Short task: Within the listing below, locate all lines containing the word "right". Copy each one.

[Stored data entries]
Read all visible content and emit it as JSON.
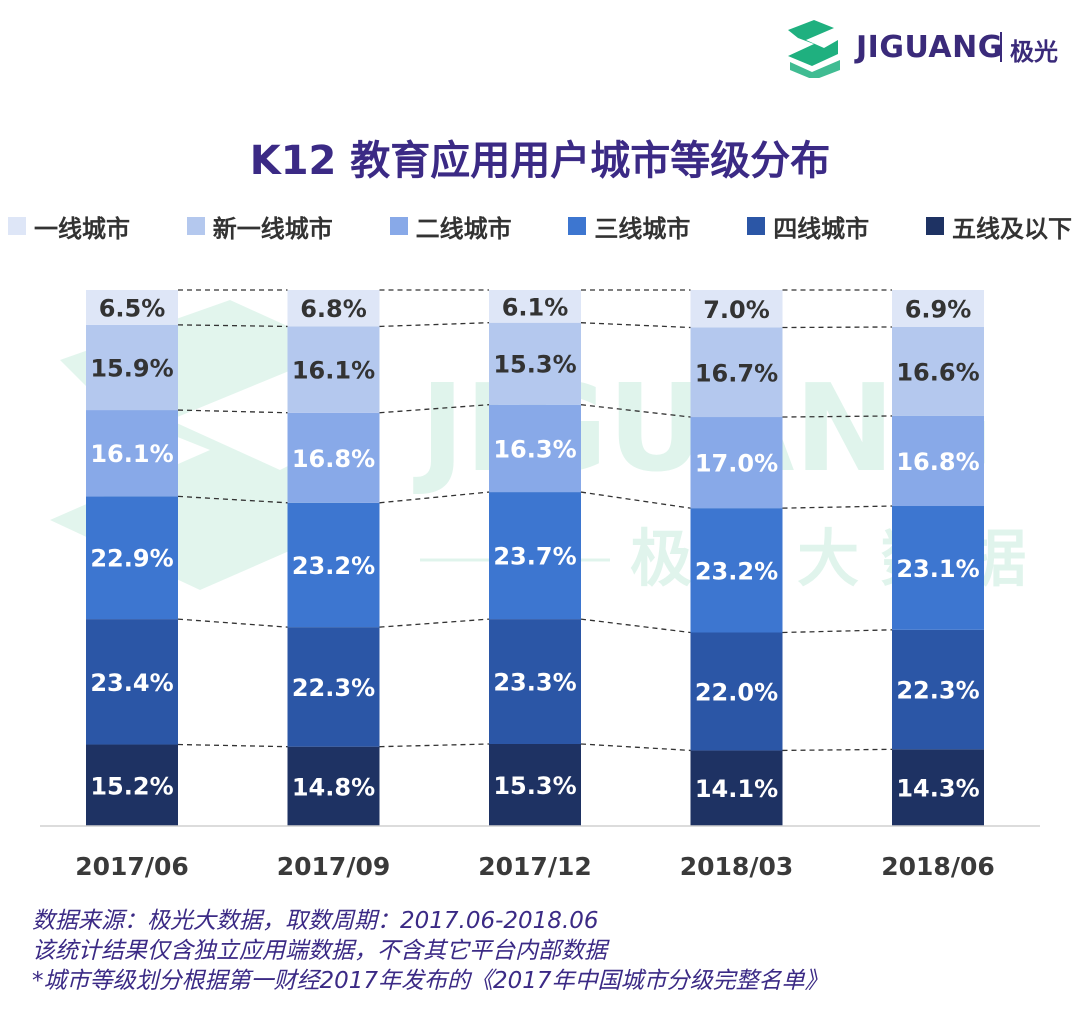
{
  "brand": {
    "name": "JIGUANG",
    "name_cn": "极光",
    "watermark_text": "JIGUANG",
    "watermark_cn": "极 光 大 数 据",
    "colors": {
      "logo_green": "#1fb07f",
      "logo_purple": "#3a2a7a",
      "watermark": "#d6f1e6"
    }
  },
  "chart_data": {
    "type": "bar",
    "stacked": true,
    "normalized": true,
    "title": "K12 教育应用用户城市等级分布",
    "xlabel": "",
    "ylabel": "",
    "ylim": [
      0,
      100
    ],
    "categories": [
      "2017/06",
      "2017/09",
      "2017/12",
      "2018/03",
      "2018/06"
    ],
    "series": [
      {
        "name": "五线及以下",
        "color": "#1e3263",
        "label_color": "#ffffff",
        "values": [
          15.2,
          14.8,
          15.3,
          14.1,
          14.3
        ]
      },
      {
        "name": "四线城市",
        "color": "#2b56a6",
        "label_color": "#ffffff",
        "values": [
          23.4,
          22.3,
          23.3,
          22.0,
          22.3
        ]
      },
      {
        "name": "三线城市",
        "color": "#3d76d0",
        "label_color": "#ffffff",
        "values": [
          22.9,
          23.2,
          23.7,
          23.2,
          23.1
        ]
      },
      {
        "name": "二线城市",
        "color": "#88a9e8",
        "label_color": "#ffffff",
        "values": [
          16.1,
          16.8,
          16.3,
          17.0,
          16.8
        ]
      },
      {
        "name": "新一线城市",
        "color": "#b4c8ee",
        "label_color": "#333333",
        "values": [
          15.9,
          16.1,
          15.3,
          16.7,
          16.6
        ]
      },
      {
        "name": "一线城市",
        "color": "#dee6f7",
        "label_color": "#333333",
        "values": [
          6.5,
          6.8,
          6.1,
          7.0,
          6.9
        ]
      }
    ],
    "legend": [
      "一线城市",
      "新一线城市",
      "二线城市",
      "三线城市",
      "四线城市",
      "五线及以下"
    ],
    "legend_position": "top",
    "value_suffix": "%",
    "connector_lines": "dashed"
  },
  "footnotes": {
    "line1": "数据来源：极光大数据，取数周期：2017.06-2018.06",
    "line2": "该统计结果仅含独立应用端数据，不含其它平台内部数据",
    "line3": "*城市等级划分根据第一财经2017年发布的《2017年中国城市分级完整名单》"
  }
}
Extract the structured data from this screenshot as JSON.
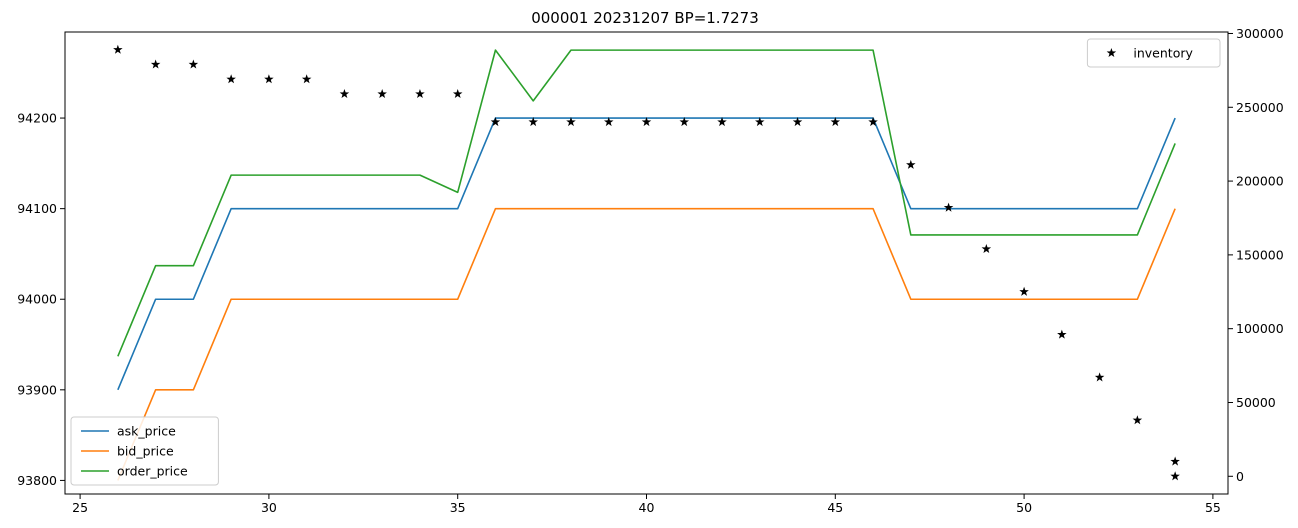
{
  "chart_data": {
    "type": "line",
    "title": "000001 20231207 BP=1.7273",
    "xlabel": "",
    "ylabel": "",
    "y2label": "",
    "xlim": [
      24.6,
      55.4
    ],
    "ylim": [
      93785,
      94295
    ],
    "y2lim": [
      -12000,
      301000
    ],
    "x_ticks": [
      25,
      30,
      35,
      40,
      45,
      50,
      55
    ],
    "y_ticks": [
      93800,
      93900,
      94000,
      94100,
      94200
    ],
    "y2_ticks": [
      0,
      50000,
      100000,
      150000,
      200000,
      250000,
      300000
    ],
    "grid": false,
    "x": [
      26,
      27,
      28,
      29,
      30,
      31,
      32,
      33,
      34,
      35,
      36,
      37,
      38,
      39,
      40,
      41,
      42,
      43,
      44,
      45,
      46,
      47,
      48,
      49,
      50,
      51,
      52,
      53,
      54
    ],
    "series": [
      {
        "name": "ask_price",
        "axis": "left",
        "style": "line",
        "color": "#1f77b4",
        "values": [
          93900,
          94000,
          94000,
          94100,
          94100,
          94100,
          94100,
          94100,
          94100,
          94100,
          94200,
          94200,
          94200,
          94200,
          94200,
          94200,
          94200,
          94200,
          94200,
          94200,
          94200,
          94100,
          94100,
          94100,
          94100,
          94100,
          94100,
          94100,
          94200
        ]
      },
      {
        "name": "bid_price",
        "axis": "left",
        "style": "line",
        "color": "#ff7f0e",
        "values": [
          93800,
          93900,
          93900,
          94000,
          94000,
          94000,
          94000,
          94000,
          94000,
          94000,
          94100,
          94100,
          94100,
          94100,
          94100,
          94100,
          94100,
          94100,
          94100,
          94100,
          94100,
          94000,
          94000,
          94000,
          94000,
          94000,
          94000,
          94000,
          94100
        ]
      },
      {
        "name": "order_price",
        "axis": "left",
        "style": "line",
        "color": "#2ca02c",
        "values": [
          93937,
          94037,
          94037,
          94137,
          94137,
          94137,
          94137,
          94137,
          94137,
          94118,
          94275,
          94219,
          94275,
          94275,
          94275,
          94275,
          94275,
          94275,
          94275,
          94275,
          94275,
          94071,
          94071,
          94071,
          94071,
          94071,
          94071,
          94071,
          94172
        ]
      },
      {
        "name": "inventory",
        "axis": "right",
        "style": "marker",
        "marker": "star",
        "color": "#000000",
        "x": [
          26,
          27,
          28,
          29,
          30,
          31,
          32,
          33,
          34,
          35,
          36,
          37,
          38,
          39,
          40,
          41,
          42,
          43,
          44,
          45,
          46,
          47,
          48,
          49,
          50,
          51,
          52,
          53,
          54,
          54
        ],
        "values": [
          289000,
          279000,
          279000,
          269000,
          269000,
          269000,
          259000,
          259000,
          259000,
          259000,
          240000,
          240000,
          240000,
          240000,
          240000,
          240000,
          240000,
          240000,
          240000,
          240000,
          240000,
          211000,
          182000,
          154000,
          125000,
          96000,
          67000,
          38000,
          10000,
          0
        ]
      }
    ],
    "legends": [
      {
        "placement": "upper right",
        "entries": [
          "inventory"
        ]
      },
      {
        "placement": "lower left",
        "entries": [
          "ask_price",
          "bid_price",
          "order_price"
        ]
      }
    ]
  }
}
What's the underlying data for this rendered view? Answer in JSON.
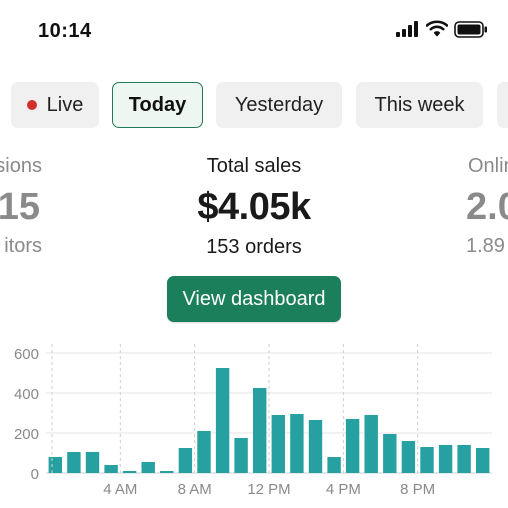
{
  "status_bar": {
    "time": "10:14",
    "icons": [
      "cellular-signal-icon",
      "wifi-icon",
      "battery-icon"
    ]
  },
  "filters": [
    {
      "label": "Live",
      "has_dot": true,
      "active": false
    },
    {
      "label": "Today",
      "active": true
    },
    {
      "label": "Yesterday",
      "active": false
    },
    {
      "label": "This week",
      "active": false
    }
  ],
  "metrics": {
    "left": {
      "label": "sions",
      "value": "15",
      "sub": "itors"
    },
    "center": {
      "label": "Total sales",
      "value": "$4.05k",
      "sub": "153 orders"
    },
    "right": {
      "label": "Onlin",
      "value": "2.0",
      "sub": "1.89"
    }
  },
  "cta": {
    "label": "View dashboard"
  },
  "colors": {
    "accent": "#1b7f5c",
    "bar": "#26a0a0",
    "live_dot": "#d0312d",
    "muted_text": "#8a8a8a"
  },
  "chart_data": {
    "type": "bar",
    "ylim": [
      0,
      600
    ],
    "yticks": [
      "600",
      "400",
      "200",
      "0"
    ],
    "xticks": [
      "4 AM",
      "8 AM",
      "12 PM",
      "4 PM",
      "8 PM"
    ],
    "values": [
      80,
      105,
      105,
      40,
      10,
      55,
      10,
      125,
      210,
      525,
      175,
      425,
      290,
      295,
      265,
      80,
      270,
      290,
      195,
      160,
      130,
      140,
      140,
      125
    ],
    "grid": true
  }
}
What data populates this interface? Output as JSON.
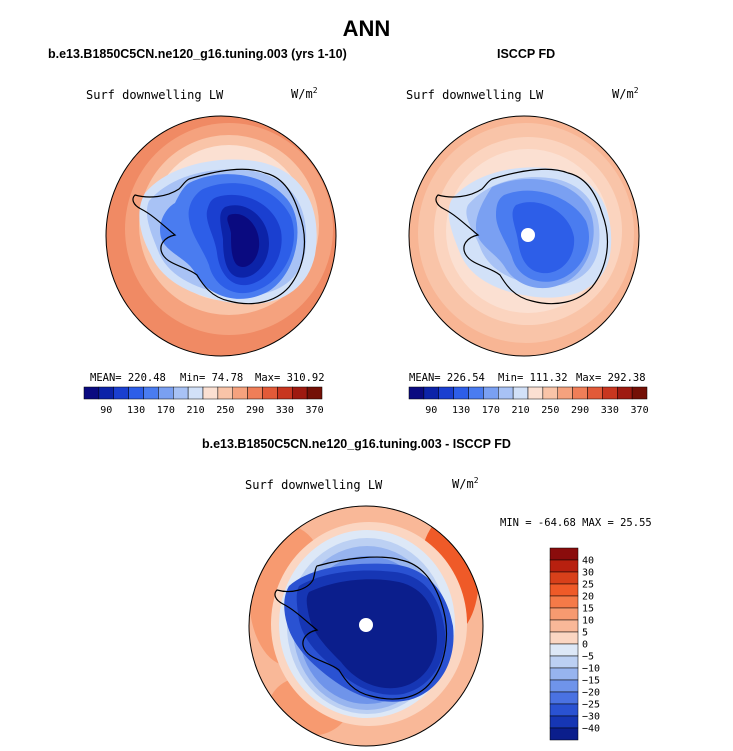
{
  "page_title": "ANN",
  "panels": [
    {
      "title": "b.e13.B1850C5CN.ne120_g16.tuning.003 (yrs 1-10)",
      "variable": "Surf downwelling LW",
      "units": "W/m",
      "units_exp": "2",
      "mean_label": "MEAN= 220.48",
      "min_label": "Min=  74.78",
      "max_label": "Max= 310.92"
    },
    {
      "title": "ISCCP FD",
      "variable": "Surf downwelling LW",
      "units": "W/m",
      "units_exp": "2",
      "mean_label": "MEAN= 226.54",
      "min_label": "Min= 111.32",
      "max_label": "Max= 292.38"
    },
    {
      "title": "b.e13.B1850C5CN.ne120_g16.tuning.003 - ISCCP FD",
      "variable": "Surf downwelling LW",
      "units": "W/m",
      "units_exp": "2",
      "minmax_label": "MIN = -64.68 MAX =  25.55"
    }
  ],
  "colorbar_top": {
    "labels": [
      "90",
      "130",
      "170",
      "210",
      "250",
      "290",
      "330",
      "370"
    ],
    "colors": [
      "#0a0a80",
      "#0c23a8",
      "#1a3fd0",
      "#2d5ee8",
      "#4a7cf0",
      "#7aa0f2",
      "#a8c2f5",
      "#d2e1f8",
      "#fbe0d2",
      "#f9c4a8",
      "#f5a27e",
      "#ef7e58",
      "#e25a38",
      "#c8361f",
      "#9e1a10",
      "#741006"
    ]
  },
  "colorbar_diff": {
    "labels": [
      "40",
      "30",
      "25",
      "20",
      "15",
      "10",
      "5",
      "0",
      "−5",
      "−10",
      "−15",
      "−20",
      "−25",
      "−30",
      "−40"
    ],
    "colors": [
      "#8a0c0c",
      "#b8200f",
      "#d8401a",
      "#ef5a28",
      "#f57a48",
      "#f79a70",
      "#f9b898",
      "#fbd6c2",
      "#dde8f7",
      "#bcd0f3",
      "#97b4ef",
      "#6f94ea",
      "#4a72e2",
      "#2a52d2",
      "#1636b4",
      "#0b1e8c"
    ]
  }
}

Result:
        "axis": "right",
        "placement": "upper right",
    "right": {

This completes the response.